--- Start ---

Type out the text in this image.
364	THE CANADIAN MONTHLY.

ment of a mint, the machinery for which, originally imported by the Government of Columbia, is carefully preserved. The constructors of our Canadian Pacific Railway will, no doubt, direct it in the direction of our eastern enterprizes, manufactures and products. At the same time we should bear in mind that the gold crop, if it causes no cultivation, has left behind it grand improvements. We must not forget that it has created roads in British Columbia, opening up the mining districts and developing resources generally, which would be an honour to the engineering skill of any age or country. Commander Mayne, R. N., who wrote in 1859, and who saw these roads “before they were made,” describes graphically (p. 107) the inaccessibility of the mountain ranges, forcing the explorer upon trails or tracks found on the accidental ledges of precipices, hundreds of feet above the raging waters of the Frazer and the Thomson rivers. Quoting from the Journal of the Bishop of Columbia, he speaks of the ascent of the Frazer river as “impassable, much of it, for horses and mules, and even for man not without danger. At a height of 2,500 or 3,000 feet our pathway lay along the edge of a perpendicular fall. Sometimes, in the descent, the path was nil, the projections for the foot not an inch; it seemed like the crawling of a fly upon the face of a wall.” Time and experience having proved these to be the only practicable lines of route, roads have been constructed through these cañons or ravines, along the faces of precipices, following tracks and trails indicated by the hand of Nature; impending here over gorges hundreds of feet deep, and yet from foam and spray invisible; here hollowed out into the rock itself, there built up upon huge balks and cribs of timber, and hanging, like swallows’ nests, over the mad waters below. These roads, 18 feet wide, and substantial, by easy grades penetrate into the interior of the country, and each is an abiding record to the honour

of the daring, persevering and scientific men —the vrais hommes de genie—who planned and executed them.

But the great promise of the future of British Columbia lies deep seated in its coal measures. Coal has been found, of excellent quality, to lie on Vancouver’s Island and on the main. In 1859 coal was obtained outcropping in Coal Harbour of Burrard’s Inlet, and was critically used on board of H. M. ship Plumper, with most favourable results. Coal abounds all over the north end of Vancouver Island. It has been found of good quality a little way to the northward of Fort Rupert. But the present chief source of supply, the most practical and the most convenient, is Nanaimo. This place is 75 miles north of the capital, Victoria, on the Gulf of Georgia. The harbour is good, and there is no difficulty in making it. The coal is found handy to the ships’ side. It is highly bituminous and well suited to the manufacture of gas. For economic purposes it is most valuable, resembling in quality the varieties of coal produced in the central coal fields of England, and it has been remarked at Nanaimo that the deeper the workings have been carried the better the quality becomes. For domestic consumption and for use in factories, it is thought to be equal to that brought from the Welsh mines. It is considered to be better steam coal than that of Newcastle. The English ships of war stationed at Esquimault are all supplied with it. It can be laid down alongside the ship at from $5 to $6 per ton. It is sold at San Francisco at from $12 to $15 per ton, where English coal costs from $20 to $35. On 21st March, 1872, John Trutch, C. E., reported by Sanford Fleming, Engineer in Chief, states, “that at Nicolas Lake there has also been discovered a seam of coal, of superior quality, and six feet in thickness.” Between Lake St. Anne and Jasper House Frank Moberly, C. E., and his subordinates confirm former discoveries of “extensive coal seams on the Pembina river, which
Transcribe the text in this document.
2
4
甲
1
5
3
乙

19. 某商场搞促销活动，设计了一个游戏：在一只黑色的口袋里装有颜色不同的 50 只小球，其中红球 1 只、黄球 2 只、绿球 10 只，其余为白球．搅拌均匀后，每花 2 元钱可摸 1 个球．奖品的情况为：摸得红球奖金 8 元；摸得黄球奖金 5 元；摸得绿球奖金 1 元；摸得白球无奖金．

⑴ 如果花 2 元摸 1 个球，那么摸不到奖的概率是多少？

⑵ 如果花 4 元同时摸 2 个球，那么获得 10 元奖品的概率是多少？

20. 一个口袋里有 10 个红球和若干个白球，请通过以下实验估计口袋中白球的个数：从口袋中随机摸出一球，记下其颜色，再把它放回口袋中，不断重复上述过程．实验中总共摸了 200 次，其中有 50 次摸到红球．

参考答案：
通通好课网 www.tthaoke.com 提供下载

--- End ---

| INSTRUCTIONS TO FOLLOW |
Return the entries above exactly as they appear.

| THE ANSWER |
Type out the text in this image.
364	THE CANADIAN MONTHLY.

ment of a mint, the machinery for which, originally imported by the Government of Columbia, is carefully preserved. The constructors of our Canadian Pacific Railway will, no doubt, direct it in the direction of our eastern enterprizes, manufactures and products. At the same time we should bear in mind that the gold crop, if it causes no cultivation, has left behind it grand improvements. We must not forget that it has created roads in British Columbia, opening up the mining districts and developing resources generally, which would be an honour to the engineering skill of any age or country. Commander Mayne, R. N., who wrote in 1859, and who saw these roads “before they were made,” describes graphically (p. 107) the inaccessibility of the mountain ranges, forcing the explorer upon trails or tracks found on the accidental ledges of precipices, hundreds of feet above the raging waters of the Frazer and the Thomson rivers. Quoting from the Journal of the Bishop of Columbia, he speaks of the ascent of the Frazer river as “impassable, much of it, for horses and mules, and even for man not without danger. At a height of 2,500 or 3,000 feet our pathway lay along the edge of a perpendicular fall. Sometimes, in the descent, the path was nil, the projections for the foot not an inch; it seemed like the crawling of a fly upon the face of a wall.” Time and experience having proved these to be the only practicable lines of route, roads have been constructed through these cañons or ravines, along the faces of precipices, following tracks and trails indicated by the hand of Nature; impending here over gorges hundreds of feet deep, and yet from foam and spray invisible; here hollowed out into the rock itself, there built up upon huge balks and cribs of timber, and hanging, like swallows’ nests, over the mad waters below. These roads, 18 feet wide, and substantial, by easy grades penetrate into the interior of the country, and each is an abiding record to the honour

of the daring, persevering and scientific men —the vrais hommes de genie—who planned and executed them.

But the great promise of the future of British Columbia lies deep seated in its coal measures. Coal has been found, of excellent quality, to lie on Vancouver’s Island and on the main. In 1859 coal was obtained outcropping in Coal Harbour of Burrard’s Inlet, and was critically used on board of H. M. ship Plumper, with most favourable results. Coal abounds all over the north end of Vancouver Island. It has been found of good quality a little way to the northward of Fort Rupert. But the present chief source of supply, the most practical and the most convenient, is Nanaimo. This place is 75 miles north of the capital, Victoria, on the Gulf of Georgia. The harbour is good, and there is no difficulty in making it. The coal is found handy to the ships’ side. It is highly bituminous and well suited to the manufacture of gas. For economic purposes it is most valuable, resembling in quality the varieties of coal produced in the central coal fields of England, and it has been remarked at Nanaimo that the deeper the workings have been carried the better the quality becomes. For domestic consumption and for use in factories, it is thought to be equal to that brought from the Welsh mines. It is considered to be better steam coal than that of Newcastle. The English ships of war stationed at Esquimault are all supplied with it. It can be laid down alongside the ship at from $5 to $6 per ton. It is sold at San Francisco at from $12 to $15 per ton, where English coal costs from $20 to $35. On 21st March, 1872, John Trutch, C. E., reported by Sanford Fleming, Engineer in Chief, states, “that at Nicolas Lake there has also been discovered a seam of coal, of superior quality, and six feet in thickness.” Between Lake St. Anne and Jasper House Frank Moberly, C. E., and his subordinates confirm former discoveries of “extensive coal seams on the Pembina river, which
Transcribe the text in this document.
2
4
甲
1
5
3
乙

19. 某商场搞促销活动，设计了一个游戏：在一只黑色的口袋里装有颜色不同的 50 只小球，其中红球 1 只、黄球 2 只、绿球 10 只，其余为白球．搅拌均匀后，每花 2 元钱可摸 1 个球．奖品的情况为：摸得红球奖金 8 元；摸得黄球奖金 5 元；摸得绿球奖金 1 元；摸得白球无奖金．

⑴ 如果花 2 元摸 1 个球，那么摸不到奖的概率是多少？

⑵ 如果花 4 元同时摸 2 个球，那么获得 10 元奖品的概率是多少？

20. 一个口袋里有 10 个红球和若干个白球，请通过以下实验估计口袋中白球的个数：从口袋中随机摸出一球，记下其颜色，再把它放回口袋中，不断重复上述过程．实验中总共摸了 200 次，其中有 50 次摸到红球．

参考答案：
通通好课网 www.tthaoke.com 提供下载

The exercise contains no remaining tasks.